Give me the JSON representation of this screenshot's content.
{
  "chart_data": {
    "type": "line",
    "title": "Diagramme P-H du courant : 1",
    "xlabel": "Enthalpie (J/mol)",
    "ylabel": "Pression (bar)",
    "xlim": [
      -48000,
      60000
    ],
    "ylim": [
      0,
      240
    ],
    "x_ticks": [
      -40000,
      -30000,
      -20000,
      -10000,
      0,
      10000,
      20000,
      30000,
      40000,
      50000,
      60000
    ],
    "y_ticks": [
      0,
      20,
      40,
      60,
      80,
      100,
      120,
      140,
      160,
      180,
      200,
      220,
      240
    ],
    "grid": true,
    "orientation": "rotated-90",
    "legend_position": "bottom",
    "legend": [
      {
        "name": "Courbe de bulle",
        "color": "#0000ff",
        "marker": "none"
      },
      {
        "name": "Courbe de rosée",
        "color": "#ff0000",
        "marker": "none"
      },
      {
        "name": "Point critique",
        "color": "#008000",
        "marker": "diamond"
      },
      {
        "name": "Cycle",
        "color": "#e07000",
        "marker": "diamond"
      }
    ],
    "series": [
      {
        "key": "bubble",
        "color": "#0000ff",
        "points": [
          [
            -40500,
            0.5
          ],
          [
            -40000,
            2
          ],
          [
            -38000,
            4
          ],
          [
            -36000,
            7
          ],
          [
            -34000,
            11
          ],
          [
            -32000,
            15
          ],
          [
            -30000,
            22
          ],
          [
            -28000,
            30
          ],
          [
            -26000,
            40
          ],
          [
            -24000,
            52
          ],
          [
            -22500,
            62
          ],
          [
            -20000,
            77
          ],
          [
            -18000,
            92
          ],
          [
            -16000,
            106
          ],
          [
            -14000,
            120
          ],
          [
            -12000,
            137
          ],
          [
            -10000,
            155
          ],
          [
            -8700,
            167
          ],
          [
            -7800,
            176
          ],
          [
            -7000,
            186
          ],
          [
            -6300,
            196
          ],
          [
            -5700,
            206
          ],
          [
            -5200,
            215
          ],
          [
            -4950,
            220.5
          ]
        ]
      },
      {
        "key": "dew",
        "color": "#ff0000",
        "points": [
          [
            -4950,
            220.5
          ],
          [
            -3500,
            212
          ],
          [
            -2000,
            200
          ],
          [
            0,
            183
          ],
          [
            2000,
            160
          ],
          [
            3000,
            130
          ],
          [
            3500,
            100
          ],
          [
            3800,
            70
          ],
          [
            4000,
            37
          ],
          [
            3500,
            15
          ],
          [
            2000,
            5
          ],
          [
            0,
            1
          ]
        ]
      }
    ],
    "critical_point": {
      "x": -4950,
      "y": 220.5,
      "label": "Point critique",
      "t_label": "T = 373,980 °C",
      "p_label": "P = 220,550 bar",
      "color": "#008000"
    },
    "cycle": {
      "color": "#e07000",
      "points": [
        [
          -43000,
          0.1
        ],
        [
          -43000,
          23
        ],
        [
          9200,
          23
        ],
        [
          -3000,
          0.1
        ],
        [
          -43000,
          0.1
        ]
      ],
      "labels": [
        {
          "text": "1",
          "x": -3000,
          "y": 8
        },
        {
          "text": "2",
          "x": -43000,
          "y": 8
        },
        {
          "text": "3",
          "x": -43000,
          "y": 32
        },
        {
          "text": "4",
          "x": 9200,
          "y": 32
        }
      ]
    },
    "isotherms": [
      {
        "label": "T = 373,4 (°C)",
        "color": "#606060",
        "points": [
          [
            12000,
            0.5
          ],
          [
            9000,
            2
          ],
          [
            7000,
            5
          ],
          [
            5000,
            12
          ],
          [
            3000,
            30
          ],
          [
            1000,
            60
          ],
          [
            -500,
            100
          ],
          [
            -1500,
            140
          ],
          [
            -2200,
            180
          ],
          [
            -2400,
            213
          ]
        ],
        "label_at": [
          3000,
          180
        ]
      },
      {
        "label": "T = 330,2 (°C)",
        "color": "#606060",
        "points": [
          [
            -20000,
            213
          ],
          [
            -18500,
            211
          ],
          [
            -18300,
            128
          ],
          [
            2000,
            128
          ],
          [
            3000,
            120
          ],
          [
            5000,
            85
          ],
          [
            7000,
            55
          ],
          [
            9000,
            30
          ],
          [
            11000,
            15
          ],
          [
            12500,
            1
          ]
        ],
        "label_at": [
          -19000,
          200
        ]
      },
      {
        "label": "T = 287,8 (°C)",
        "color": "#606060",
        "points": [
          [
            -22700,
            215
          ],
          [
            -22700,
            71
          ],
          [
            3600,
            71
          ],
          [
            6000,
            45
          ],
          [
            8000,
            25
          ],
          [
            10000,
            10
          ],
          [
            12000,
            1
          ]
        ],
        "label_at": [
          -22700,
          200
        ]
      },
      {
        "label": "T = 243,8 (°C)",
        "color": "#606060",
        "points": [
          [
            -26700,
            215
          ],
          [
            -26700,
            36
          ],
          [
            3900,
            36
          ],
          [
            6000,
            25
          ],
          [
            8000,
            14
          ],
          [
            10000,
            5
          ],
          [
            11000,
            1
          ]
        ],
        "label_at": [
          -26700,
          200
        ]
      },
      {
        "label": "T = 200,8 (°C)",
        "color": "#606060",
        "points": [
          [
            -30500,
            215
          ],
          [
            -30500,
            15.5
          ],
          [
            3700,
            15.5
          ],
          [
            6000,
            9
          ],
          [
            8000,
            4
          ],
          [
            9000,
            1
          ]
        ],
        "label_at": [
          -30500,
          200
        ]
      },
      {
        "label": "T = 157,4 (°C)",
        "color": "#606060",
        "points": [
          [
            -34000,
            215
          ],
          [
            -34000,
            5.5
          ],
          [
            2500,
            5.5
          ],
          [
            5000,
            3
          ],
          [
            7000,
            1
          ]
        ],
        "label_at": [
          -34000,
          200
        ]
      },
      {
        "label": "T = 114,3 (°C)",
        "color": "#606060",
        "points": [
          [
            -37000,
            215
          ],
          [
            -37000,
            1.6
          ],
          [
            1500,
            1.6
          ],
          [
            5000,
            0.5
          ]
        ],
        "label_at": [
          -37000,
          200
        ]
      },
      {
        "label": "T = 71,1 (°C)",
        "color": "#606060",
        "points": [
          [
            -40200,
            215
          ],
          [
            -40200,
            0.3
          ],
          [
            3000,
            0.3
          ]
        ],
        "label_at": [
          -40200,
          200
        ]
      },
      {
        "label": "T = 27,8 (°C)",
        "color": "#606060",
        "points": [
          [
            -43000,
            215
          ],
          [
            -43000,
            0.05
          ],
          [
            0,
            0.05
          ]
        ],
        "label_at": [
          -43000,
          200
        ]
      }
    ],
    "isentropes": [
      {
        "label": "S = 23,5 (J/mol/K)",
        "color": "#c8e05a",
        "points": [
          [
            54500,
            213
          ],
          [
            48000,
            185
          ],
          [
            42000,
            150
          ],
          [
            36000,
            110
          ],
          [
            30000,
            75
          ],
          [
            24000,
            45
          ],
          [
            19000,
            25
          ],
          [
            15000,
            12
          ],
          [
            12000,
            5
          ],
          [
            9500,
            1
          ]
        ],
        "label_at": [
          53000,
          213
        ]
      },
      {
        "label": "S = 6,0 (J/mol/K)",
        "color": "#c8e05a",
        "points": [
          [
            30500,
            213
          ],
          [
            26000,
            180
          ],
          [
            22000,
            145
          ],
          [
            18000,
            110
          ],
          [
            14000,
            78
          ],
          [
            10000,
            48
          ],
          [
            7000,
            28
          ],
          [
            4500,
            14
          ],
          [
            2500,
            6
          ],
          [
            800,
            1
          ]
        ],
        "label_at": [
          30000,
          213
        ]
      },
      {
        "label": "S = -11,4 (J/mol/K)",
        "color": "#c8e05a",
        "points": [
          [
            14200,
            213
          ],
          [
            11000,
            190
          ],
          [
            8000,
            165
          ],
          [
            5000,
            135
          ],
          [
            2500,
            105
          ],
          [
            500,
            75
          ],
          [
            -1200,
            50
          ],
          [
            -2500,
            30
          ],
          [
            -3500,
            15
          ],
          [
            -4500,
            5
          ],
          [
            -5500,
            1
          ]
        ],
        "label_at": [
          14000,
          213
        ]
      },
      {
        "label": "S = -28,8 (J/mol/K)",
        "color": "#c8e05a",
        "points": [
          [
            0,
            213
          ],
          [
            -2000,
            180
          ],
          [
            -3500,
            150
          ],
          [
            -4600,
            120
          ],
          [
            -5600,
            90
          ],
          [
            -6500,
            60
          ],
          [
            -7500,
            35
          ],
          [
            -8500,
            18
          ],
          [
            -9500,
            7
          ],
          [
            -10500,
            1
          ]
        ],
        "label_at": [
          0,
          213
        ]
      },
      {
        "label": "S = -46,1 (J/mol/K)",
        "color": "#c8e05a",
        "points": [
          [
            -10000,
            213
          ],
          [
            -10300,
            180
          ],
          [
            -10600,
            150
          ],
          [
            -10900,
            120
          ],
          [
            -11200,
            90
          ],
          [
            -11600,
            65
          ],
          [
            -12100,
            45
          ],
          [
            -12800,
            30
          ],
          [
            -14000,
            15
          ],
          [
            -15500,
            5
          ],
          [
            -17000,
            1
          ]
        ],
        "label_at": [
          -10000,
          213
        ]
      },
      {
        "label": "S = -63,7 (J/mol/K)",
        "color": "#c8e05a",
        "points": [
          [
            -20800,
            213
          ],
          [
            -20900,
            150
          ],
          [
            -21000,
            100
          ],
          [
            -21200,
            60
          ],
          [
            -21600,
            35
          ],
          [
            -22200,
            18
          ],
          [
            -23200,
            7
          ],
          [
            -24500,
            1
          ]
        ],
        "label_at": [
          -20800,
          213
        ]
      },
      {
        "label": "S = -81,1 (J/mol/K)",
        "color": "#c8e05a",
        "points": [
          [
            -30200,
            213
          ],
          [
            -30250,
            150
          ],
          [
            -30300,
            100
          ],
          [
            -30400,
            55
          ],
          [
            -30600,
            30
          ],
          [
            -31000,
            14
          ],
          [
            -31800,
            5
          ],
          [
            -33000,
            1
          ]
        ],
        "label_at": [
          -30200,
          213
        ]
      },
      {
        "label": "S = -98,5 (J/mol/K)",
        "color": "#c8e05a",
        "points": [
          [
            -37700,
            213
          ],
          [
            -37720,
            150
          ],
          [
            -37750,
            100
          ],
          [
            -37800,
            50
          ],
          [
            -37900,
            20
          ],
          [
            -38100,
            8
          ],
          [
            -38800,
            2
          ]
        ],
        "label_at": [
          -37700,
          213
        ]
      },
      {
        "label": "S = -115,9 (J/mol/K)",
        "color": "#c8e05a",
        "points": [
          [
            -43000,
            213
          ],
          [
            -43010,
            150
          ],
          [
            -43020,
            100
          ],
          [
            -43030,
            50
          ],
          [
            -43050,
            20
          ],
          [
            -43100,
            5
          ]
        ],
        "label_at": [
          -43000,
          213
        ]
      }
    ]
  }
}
########################################
◆ WHAT YOU ARE ASKED TO DO
Show all lines in the entries above where the word "Courbe" appears.

◆ RESULT OF THE TASK
        "name": "Courbe de bulle",
        "name": "Courbe de rosée",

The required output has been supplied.